| DATA TO PROCESS |
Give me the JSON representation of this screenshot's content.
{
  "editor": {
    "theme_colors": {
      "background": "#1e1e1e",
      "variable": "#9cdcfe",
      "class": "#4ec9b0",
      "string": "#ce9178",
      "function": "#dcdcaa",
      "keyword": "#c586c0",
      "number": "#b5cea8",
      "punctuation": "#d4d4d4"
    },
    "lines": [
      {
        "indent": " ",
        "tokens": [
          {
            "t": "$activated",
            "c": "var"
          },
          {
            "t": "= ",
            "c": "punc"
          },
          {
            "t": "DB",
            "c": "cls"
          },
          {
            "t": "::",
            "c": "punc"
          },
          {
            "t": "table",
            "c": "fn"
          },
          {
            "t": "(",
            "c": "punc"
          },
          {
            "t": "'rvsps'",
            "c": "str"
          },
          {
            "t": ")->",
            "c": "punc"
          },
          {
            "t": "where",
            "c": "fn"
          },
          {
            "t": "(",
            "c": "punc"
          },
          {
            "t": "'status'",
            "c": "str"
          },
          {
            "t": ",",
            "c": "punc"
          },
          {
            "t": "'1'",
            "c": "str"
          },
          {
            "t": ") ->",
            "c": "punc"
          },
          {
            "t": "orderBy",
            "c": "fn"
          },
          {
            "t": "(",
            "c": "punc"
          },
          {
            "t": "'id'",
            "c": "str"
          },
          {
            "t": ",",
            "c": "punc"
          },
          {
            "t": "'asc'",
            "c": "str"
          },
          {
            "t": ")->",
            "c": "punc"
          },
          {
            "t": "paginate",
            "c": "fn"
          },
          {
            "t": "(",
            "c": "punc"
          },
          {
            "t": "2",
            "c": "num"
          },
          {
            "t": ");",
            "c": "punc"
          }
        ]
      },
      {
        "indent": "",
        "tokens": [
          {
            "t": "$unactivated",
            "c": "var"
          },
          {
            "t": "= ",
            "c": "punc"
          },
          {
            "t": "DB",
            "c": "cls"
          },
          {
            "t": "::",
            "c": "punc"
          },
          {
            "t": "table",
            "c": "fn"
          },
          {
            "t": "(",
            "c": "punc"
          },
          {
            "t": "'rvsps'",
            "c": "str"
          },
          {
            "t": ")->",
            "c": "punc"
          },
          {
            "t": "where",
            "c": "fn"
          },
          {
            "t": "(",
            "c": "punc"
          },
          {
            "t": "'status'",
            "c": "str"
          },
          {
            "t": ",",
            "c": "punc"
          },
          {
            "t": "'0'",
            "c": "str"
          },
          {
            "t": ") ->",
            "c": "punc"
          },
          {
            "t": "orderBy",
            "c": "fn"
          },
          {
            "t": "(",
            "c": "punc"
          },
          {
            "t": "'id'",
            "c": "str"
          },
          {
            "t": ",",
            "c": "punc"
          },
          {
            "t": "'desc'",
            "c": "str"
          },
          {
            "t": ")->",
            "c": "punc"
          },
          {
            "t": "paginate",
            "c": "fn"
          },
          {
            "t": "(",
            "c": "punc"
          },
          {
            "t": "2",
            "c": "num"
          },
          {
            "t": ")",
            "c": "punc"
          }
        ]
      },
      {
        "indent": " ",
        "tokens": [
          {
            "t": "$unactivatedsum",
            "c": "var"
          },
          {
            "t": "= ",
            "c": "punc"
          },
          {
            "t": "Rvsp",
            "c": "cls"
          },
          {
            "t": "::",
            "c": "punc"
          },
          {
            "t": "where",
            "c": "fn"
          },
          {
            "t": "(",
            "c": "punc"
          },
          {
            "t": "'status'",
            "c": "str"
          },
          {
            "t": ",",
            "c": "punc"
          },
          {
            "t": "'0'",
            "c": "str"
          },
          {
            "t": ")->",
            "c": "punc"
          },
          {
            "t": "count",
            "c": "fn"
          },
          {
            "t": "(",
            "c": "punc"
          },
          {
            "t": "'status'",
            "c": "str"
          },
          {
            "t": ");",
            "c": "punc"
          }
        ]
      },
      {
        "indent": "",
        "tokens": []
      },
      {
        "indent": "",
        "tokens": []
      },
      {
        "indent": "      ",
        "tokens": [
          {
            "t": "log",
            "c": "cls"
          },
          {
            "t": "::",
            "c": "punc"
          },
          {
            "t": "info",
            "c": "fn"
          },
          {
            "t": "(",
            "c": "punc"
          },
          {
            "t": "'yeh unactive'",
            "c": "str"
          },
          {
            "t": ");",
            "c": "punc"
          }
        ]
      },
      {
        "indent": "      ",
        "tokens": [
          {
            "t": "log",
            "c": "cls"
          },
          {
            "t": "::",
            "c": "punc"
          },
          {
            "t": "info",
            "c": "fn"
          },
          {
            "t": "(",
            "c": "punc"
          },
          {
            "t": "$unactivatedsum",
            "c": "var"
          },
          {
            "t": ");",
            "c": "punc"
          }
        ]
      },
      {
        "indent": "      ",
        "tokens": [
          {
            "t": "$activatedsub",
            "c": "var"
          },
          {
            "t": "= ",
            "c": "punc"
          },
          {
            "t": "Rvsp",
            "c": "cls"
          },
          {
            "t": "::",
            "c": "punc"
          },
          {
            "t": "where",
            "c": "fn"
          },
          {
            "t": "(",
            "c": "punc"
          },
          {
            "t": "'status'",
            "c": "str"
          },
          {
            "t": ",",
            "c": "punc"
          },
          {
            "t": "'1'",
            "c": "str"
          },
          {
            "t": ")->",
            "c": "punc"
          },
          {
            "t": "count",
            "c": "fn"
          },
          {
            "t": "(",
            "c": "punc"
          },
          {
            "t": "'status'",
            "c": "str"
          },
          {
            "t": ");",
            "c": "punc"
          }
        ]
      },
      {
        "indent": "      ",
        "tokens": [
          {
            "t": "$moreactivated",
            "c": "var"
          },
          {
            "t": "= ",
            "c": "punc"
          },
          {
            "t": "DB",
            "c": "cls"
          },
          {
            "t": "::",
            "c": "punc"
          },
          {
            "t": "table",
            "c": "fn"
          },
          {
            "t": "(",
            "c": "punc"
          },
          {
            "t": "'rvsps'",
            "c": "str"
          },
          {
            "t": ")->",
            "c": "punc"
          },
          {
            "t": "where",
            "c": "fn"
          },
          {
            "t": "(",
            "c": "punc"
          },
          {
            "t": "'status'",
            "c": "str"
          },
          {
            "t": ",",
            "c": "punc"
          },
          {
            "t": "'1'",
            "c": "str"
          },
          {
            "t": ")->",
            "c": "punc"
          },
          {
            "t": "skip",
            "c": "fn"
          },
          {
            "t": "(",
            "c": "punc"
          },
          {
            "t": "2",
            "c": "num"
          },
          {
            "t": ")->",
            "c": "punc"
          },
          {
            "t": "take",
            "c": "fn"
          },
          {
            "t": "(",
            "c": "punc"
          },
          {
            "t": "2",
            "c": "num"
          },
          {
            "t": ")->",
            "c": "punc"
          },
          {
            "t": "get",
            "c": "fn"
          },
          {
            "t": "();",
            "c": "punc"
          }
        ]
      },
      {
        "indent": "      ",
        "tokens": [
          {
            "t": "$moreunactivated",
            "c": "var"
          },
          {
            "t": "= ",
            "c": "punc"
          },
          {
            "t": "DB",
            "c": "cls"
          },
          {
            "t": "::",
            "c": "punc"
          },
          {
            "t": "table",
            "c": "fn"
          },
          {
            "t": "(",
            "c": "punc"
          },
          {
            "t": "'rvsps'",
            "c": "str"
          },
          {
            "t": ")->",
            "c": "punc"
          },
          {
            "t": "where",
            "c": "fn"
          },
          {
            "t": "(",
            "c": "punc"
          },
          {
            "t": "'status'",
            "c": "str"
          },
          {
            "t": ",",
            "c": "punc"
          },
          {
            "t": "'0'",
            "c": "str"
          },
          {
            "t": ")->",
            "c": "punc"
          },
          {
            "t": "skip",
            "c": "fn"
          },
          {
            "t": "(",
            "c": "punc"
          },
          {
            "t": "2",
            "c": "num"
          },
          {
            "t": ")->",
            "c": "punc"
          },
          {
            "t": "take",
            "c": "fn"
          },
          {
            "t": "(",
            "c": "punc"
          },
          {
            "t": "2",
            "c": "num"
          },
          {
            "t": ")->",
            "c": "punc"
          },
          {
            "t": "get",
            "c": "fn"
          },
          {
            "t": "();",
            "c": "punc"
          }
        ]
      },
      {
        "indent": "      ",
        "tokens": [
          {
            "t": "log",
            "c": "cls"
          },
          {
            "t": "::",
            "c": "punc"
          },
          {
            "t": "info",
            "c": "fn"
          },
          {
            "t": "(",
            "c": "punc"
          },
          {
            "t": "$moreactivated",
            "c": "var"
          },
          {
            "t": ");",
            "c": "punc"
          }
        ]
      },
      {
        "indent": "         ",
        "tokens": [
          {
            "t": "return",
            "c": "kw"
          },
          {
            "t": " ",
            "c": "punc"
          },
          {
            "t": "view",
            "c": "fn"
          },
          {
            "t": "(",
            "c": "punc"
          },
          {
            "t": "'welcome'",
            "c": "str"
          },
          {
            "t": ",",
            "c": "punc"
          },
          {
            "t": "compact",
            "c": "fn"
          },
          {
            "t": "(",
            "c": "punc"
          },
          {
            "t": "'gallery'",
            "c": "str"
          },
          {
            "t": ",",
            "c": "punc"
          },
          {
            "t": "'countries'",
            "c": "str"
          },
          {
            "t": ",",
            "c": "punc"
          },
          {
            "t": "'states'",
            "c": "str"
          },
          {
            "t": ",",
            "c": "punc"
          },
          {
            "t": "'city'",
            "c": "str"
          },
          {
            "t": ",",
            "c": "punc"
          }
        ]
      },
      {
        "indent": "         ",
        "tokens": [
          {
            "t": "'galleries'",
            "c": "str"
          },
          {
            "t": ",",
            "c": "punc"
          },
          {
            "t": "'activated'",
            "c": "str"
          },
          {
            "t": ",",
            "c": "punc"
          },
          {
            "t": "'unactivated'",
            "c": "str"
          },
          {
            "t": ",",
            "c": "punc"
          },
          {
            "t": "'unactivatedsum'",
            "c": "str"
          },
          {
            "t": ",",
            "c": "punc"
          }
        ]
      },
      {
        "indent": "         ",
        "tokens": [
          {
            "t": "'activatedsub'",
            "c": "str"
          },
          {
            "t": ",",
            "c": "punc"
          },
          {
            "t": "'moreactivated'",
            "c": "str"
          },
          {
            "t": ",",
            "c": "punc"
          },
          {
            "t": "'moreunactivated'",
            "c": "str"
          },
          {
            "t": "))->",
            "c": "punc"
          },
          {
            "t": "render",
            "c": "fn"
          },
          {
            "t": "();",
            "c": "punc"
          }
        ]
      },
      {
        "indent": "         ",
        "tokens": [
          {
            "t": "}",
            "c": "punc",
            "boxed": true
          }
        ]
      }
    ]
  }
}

| SET EXERCISE |
Select every line of the records holding the string "moreunactivated".

| TASK OUTPUT |
            "t": "$moreunactivated",
            "t": "'moreunactivated'",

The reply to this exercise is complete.